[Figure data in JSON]
★ ★ ★ ★ ★ ★ ★
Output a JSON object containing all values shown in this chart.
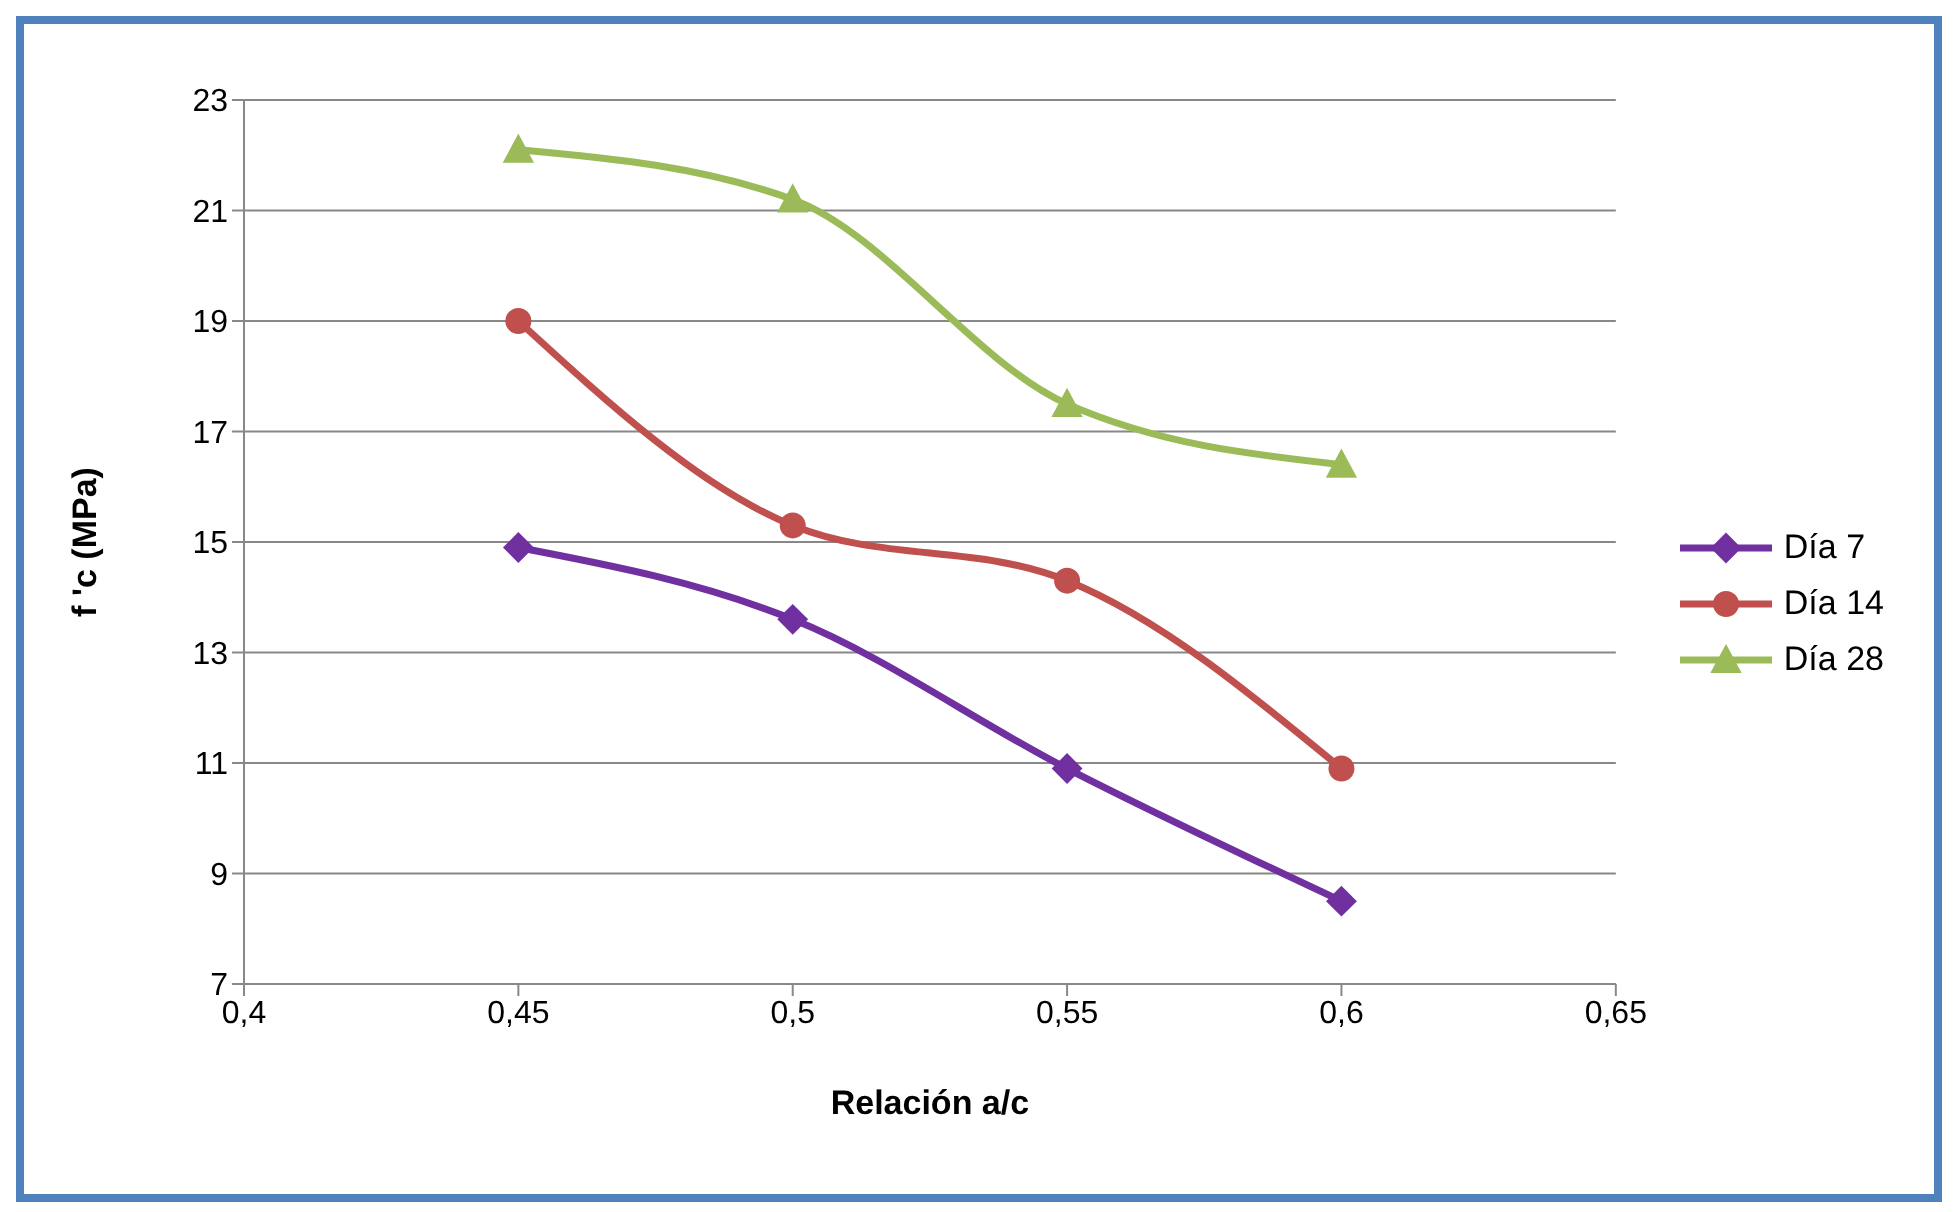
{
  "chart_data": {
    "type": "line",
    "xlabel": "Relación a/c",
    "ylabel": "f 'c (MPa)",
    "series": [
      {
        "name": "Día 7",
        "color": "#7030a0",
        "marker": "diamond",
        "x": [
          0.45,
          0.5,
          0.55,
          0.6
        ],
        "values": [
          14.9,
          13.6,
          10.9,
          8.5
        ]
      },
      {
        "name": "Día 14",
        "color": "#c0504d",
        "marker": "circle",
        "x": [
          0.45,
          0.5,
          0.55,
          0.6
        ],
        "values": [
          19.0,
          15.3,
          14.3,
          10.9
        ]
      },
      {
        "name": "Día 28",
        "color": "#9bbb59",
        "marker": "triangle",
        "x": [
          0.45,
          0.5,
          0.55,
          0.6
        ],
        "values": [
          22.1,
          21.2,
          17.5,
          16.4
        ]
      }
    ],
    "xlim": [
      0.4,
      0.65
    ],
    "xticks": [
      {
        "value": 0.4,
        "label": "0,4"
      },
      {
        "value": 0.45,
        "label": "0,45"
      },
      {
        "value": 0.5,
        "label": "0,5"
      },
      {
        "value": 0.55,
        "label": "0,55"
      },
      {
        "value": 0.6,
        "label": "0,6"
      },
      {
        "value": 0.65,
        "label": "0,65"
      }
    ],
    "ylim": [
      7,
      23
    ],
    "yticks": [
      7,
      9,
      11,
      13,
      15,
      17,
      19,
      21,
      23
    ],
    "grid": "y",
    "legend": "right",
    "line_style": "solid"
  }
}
★ ★ ★ ★ ★ ★ ★
Instructions to follow
The data should be printed again unchanged; leave its pictures out.

Exercise solution
Output a JSON object containing all values shown in this chart.
{
  "chart_data": {
    "type": "line",
    "xlabel": "Relación a/c",
    "ylabel": "f 'c (MPa)",
    "series": [
      {
        "name": "Día 7",
        "color": "#7030a0",
        "marker": "diamond",
        "x": [
          0.45,
          0.5,
          0.55,
          0.6
        ],
        "values": [
          14.9,
          13.6,
          10.9,
          8.5
        ]
      },
      {
        "name": "Día 14",
        "color": "#c0504d",
        "marker": "circle",
        "x": [
          0.45,
          0.5,
          0.55,
          0.6
        ],
        "values": [
          19.0,
          15.3,
          14.3,
          10.9
        ]
      },
      {
        "name": "Día 28",
        "color": "#9bbb59",
        "marker": "triangle",
        "x": [
          0.45,
          0.5,
          0.55,
          0.6
        ],
        "values": [
          22.1,
          21.2,
          17.5,
          16.4
        ]
      }
    ],
    "xlim": [
      0.4,
      0.65
    ],
    "xticks": [
      {
        "value": 0.4,
        "label": "0,4"
      },
      {
        "value": 0.45,
        "label": "0,45"
      },
      {
        "value": 0.5,
        "label": "0,5"
      },
      {
        "value": 0.55,
        "label": "0,55"
      },
      {
        "value": 0.6,
        "label": "0,6"
      },
      {
        "value": 0.65,
        "label": "0,65"
      }
    ],
    "ylim": [
      7,
      23
    ],
    "yticks": [
      7,
      9,
      11,
      13,
      15,
      17,
      19,
      21,
      23
    ],
    "grid": "y",
    "legend": "right",
    "line_style": "solid"
  }
}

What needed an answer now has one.